Copy the data exactly; pictures stay out of the copy.
_ _ _ _ _ _ _
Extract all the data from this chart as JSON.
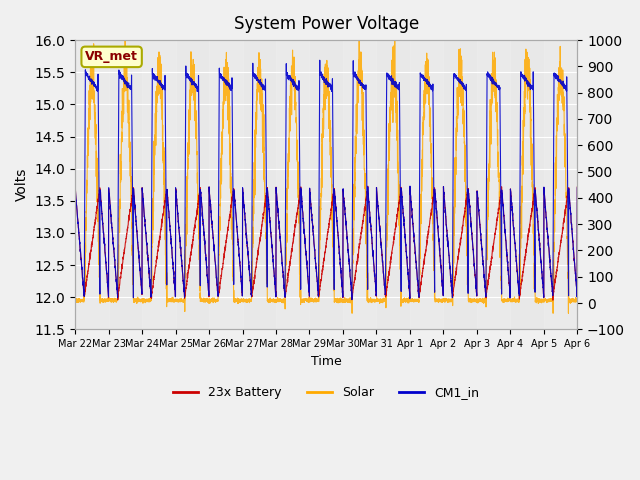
{
  "title": "System Power Voltage",
  "xlabel": "Time",
  "ylabel_left": "Volts",
  "ylim_left": [
    11.5,
    16.0
  ],
  "ylim_right": [
    -100,
    1000
  ],
  "yticks_left": [
    11.5,
    12.0,
    12.5,
    13.0,
    13.5,
    14.0,
    14.5,
    15.0,
    15.5,
    16.0
  ],
  "yticks_right": [
    -100,
    0,
    100,
    200,
    300,
    400,
    500,
    600,
    700,
    800,
    900,
    1000
  ],
  "xticklabels": [
    "Mar 22",
    "Mar 23",
    "Mar 24",
    "Mar 25",
    "Mar 26",
    "Mar 27",
    "Mar 28",
    "Mar 29",
    "Mar 30",
    "Mar 31",
    "Apr 1",
    "Apr 2",
    "Apr 3",
    "Apr 4",
    "Apr 5",
    "Apr 6"
  ],
  "legend_labels": [
    "23x Battery",
    "Solar",
    "CM1_in"
  ],
  "legend_colors": [
    "#cc0000",
    "#ffaa00",
    "#0000cc"
  ],
  "annotation_text": "VR_met",
  "annotation_color": "#8b0000",
  "annotation_bg": "#ffffcc",
  "annotation_border": "#aaaa00",
  "battery_color": "#cc0000",
  "solar_color": "#ffaa00",
  "cm1_color": "#0000cc",
  "bg_color": "#f0f0f0",
  "plot_bg": "#e8e8e8",
  "num_days": 15,
  "seed": 42
}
_ _ _ _ _ _ _
*Complete answer*
Extract all the data from this chart as JSON.
{
  "title": "System Power Voltage",
  "xlabel": "Time",
  "ylabel_left": "Volts",
  "ylim_left": [
    11.5,
    16.0
  ],
  "ylim_right": [
    -100,
    1000
  ],
  "yticks_left": [
    11.5,
    12.0,
    12.5,
    13.0,
    13.5,
    14.0,
    14.5,
    15.0,
    15.5,
    16.0
  ],
  "yticks_right": [
    -100,
    0,
    100,
    200,
    300,
    400,
    500,
    600,
    700,
    800,
    900,
    1000
  ],
  "xticklabels": [
    "Mar 22",
    "Mar 23",
    "Mar 24",
    "Mar 25",
    "Mar 26",
    "Mar 27",
    "Mar 28",
    "Mar 29",
    "Mar 30",
    "Mar 31",
    "Apr 1",
    "Apr 2",
    "Apr 3",
    "Apr 4",
    "Apr 5",
    "Apr 6"
  ],
  "legend_labels": [
    "23x Battery",
    "Solar",
    "CM1_in"
  ],
  "legend_colors": [
    "#cc0000",
    "#ffaa00",
    "#0000cc"
  ],
  "annotation_text": "VR_met",
  "annotation_color": "#8b0000",
  "annotation_bg": "#ffffcc",
  "annotation_border": "#aaaa00",
  "battery_color": "#cc0000",
  "solar_color": "#ffaa00",
  "cm1_color": "#0000cc",
  "bg_color": "#f0f0f0",
  "plot_bg": "#e8e8e8",
  "num_days": 15,
  "seed": 42
}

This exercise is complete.